### Goal
In the listing below, find every line with the string "inclusion" and pull it out.

____ Input for this task

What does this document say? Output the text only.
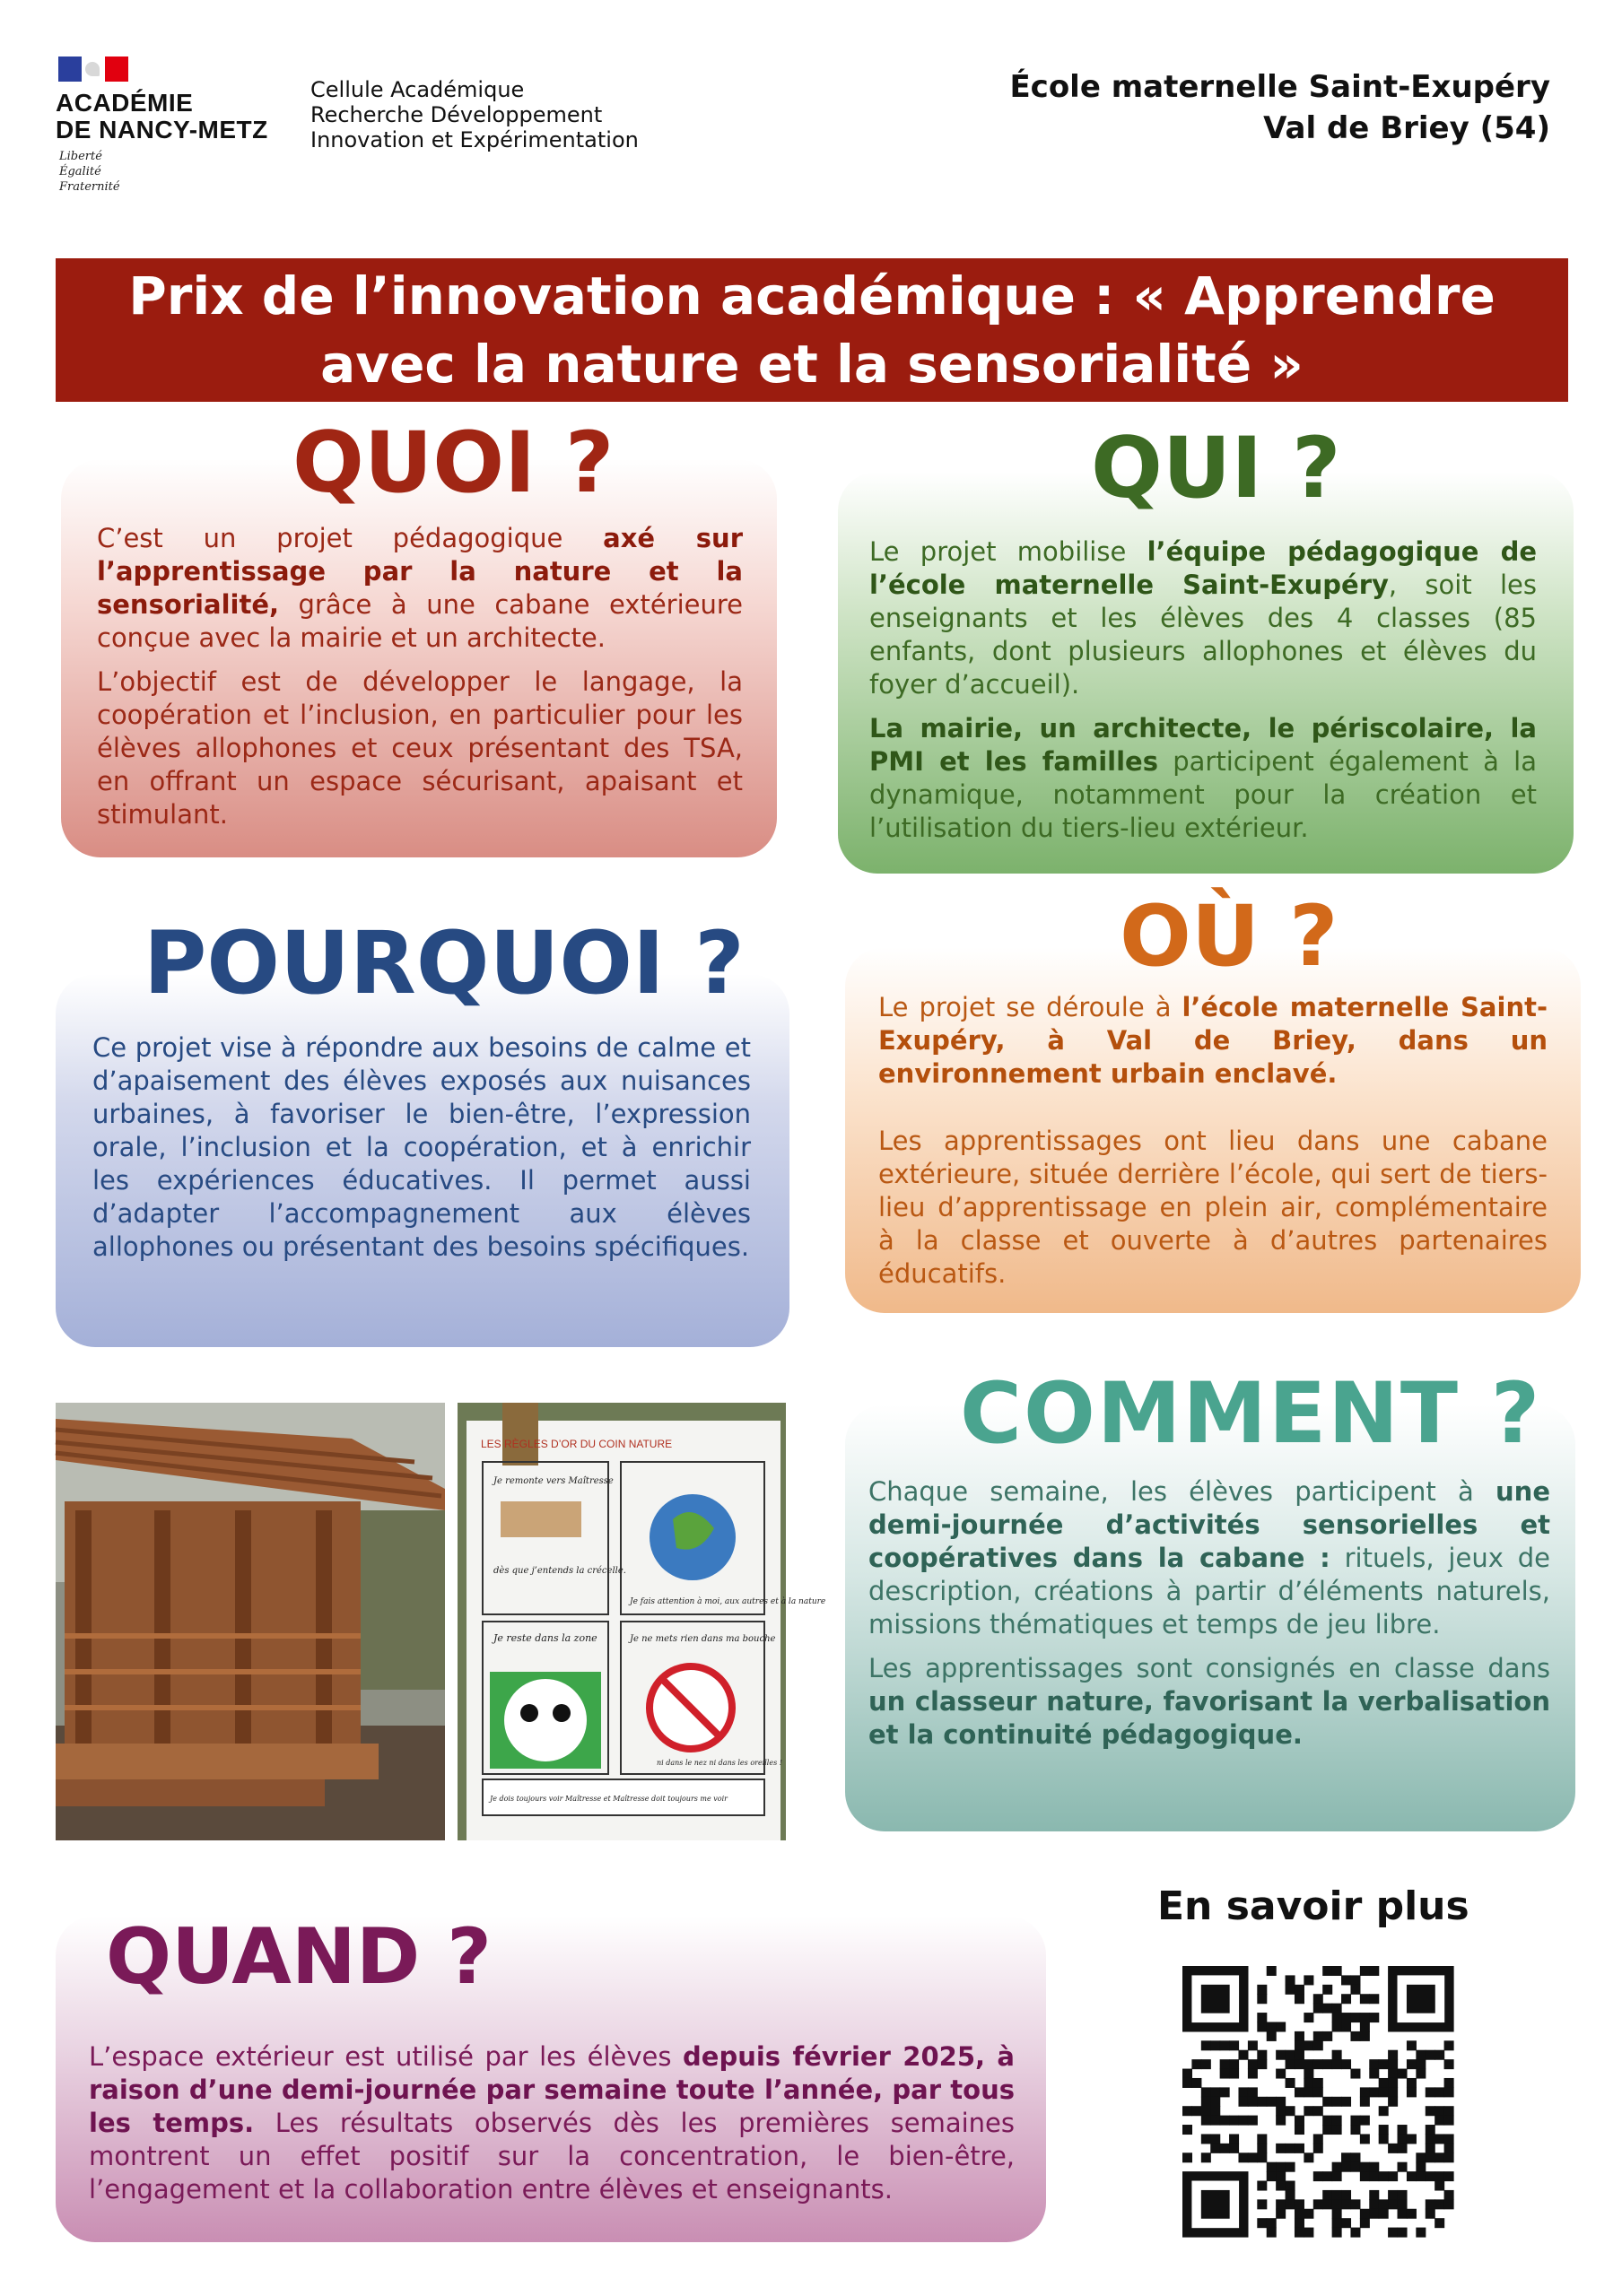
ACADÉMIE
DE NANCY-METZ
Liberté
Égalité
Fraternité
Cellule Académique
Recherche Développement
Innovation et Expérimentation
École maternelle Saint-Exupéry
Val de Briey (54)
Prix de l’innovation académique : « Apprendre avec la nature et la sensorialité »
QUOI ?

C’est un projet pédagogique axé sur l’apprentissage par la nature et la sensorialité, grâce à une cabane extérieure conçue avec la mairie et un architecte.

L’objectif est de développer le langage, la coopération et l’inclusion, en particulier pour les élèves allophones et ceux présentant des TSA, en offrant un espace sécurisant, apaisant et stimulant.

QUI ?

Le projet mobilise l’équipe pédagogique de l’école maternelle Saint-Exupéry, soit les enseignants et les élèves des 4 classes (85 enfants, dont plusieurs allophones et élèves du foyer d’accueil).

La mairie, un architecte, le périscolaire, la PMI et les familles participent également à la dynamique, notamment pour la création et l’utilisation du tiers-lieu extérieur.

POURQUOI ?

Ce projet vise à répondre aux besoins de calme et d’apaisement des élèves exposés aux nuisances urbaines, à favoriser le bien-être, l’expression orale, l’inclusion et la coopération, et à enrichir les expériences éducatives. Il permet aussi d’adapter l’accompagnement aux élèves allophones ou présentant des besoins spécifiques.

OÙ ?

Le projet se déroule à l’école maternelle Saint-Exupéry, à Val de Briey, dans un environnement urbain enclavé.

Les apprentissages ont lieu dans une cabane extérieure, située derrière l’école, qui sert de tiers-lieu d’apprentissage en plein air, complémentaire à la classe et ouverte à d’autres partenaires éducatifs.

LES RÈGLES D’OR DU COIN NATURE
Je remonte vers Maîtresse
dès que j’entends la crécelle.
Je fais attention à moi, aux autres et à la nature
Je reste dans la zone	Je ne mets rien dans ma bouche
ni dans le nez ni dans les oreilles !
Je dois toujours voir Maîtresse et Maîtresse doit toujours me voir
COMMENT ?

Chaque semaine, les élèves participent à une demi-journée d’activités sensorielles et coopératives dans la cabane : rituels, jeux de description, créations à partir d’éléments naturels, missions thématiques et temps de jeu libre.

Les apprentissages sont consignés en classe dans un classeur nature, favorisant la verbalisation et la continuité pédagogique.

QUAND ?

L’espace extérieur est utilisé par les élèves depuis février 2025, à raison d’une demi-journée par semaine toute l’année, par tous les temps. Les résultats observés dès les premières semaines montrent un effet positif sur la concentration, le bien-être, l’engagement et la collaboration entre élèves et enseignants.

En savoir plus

________
____ Input for this task

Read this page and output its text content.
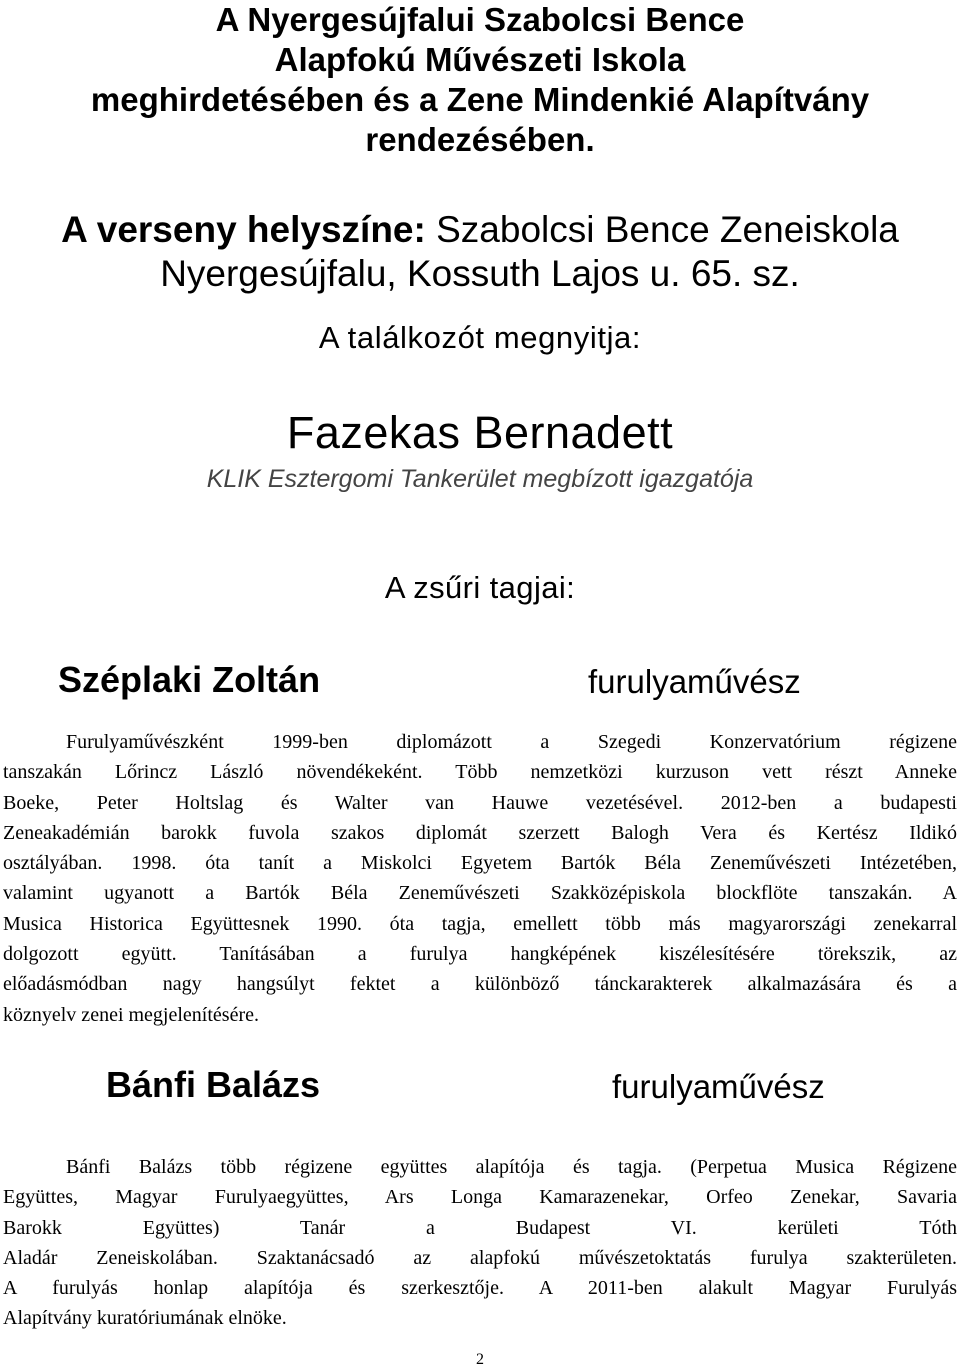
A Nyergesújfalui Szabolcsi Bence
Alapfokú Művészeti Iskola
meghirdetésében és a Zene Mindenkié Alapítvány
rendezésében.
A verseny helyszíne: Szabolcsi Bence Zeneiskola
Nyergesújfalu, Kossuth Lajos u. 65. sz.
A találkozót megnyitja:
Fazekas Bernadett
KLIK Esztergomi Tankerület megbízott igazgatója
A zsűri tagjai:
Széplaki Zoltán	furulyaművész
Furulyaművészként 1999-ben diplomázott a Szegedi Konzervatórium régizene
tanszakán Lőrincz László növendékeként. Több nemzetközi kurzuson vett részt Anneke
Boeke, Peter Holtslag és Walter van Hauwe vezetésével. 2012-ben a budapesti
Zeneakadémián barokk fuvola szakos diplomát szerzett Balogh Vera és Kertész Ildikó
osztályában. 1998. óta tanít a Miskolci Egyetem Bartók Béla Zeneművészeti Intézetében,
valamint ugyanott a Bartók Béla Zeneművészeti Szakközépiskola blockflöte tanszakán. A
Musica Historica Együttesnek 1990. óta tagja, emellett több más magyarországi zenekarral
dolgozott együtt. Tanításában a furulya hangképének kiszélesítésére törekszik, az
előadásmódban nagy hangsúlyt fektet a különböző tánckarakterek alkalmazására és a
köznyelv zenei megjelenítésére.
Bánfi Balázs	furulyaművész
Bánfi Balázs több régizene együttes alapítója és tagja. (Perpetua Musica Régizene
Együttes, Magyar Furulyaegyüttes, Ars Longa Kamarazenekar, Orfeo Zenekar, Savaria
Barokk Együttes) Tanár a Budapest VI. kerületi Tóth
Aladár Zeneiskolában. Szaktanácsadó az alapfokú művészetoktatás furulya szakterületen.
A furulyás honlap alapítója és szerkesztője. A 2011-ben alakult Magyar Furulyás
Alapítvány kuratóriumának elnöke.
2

________

### Exercise output
L’objectif est de développer le langage, la coopération et l’inclusion, en particulier pour les élèves allophones et ceux présentant des TSA, en offrant un espace sécurisant, apaisant et stimulant.
Ce projet vise à répondre aux besoins de calme et d’apaisement des élèves exposés aux nuisances urbaines, à favoriser le bien-être, l’expression orale, l’inclusion et la coopération, et à enrichir les expériences éducatives. Il permet aussi d’adapter l’accompagnement aux élèves allophones ou présentant des besoins spécifiques.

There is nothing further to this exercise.